### [Your task]
Look through the material below. Copy each line that contains the string "εὑρεθῇ".

┌─ Data for processing

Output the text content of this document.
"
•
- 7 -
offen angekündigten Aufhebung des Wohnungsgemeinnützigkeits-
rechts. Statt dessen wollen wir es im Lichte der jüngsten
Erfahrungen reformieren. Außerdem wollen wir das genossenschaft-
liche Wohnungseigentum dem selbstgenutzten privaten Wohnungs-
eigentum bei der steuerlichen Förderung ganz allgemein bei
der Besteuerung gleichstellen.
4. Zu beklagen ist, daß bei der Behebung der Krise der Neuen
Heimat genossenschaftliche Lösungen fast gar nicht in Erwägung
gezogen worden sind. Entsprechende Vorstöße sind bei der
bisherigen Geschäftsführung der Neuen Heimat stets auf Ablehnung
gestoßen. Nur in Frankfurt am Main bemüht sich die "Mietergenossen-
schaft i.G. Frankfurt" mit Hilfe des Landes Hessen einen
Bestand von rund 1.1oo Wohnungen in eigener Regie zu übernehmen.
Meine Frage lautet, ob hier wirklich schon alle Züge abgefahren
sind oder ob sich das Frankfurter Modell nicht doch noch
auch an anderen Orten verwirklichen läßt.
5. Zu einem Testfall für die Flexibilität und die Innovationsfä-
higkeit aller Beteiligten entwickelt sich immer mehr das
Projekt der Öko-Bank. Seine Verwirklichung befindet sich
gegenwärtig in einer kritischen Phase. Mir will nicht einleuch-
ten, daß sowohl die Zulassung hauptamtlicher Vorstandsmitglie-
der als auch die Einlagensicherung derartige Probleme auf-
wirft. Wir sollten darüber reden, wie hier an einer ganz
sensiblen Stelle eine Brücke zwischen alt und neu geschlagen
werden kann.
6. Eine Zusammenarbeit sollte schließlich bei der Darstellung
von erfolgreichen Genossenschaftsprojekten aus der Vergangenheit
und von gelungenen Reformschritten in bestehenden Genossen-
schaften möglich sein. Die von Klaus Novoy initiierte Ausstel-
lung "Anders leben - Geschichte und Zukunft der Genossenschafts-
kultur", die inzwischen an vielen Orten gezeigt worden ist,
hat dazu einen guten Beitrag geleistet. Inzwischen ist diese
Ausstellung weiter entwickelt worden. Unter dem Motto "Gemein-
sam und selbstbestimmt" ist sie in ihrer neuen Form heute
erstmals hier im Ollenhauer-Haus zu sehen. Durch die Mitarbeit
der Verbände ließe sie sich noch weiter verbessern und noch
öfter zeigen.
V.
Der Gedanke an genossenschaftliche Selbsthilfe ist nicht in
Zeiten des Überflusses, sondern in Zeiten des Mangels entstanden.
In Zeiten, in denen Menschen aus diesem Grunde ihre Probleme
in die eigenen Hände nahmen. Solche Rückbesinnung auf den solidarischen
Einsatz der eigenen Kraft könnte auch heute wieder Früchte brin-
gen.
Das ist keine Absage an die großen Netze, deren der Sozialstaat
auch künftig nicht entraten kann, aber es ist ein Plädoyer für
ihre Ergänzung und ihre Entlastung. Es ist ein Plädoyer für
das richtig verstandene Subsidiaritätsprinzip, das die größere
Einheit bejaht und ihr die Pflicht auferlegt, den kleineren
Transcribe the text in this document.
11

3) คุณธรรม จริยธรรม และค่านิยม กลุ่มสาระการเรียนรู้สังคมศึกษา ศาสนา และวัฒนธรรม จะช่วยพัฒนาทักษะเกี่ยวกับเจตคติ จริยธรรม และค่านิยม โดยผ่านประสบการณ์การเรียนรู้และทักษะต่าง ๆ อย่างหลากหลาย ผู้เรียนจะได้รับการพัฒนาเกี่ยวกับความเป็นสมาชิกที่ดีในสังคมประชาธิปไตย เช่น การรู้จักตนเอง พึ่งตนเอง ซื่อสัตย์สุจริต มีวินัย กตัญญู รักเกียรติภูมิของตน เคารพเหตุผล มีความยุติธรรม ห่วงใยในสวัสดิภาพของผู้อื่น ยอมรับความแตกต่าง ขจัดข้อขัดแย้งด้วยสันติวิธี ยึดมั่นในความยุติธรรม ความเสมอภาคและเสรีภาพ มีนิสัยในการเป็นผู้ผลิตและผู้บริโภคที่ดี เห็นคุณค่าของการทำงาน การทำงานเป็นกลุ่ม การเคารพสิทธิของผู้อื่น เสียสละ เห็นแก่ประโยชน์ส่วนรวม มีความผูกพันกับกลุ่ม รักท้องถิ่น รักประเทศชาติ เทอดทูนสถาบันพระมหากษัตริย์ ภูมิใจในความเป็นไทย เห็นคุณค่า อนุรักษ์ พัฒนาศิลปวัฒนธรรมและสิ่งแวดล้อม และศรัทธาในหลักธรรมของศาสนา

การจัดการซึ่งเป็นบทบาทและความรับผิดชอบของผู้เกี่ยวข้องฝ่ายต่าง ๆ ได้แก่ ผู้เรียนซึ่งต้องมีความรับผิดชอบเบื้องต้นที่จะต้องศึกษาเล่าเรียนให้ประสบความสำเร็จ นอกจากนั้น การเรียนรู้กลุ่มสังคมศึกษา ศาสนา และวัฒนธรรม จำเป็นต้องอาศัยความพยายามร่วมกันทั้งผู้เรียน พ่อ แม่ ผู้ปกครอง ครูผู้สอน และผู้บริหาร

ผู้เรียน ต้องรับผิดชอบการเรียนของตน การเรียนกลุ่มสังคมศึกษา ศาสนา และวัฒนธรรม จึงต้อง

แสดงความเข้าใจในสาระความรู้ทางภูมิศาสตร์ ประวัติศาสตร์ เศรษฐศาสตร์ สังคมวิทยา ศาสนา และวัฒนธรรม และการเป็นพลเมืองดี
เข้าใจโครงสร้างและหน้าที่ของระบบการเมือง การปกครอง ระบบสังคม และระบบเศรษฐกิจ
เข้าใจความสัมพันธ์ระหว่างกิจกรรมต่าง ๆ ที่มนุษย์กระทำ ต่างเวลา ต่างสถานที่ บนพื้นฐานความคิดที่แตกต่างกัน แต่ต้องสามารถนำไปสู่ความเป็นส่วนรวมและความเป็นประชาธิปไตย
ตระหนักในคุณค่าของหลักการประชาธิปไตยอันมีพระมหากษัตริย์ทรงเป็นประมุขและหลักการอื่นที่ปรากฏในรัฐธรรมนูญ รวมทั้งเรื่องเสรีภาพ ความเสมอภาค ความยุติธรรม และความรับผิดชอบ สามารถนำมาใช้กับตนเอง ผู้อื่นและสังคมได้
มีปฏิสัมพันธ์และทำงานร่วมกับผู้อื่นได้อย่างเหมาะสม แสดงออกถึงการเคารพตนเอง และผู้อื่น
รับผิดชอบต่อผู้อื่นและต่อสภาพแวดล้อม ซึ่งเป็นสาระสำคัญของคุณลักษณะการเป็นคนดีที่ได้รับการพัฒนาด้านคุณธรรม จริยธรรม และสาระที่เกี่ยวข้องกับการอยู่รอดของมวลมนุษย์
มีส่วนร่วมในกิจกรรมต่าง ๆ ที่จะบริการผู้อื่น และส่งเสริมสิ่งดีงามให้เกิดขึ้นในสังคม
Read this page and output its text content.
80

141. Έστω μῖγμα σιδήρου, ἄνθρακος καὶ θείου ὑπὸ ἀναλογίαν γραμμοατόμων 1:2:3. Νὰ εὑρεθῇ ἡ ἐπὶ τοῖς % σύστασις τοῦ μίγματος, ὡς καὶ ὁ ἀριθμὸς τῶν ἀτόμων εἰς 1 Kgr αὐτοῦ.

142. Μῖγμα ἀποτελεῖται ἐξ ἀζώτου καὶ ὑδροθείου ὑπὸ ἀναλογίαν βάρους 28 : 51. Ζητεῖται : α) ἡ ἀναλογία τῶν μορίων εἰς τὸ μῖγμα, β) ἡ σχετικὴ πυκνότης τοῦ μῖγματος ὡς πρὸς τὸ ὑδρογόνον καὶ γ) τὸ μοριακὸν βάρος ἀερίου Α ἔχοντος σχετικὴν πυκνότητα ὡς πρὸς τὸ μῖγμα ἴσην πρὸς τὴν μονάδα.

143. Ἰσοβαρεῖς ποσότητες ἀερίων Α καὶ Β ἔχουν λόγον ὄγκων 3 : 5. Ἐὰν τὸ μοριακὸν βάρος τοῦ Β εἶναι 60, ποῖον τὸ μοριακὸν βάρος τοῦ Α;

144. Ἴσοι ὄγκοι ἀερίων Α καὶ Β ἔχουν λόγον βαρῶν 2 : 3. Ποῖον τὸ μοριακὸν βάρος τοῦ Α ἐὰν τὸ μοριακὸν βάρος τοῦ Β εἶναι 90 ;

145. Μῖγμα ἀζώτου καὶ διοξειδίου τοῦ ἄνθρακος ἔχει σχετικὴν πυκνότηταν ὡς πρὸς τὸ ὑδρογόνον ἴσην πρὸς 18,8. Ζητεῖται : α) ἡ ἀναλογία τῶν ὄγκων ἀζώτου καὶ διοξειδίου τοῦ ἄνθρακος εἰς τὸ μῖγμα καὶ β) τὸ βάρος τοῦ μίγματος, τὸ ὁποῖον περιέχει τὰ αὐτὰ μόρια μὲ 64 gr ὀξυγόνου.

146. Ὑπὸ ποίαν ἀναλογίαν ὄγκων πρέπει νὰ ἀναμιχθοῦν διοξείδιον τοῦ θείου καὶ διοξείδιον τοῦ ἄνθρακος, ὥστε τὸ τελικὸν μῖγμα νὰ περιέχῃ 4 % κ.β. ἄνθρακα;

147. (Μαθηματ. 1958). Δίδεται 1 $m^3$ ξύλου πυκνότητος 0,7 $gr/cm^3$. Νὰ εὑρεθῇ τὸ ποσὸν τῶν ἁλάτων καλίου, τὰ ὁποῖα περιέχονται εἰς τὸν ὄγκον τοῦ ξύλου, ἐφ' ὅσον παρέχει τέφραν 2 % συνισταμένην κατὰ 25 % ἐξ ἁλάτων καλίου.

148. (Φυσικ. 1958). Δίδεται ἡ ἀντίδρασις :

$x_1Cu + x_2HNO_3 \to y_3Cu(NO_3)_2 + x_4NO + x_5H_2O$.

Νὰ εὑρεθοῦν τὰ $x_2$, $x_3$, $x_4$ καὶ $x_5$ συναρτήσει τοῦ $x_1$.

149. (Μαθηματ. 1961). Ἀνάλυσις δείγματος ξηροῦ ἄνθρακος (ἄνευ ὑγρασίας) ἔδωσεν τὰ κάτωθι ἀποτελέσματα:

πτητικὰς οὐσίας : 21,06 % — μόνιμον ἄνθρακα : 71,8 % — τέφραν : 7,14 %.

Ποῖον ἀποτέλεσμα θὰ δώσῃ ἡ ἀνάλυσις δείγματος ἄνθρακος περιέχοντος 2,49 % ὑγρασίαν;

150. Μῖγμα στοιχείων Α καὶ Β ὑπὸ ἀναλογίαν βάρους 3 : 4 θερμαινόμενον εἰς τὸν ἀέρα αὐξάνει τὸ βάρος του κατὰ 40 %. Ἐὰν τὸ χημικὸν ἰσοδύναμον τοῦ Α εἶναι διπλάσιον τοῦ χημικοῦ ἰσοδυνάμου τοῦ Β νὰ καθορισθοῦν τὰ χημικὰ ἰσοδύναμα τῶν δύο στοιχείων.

└─

### [Exercise solution]
141. Έστω μῖγμα σιδήρου, ἄνθρακος καὶ θείου ὑπὸ ἀναλογίαν γραμμοατόμων 1:2:3. Νὰ εὑρεθῇ ἡ ἐπὶ τοῖς % σύστασις τοῦ μίγματος, ὡς καὶ ὁ ἀριθμὸς τῶν ἀτόμων εἰς 1 Kgr αὐτοῦ.
147. (Μαθηματ. 1958). Δίδεται 1 $m^3$ ξύλου πυκνότητος 0,7 $gr/cm^3$. Νὰ εὑρεθῇ τὸ ποσὸν τῶν ἁλάτων καλίου, τὰ ὁποῖα περιέχονται εἰς τὸν ὄγκον τοῦ ξύλου, ἐφ' ὅσον παρέχει τέφραν 2 % συνισταμένην κατὰ 25 % ἐξ ἁλάτων καλίου.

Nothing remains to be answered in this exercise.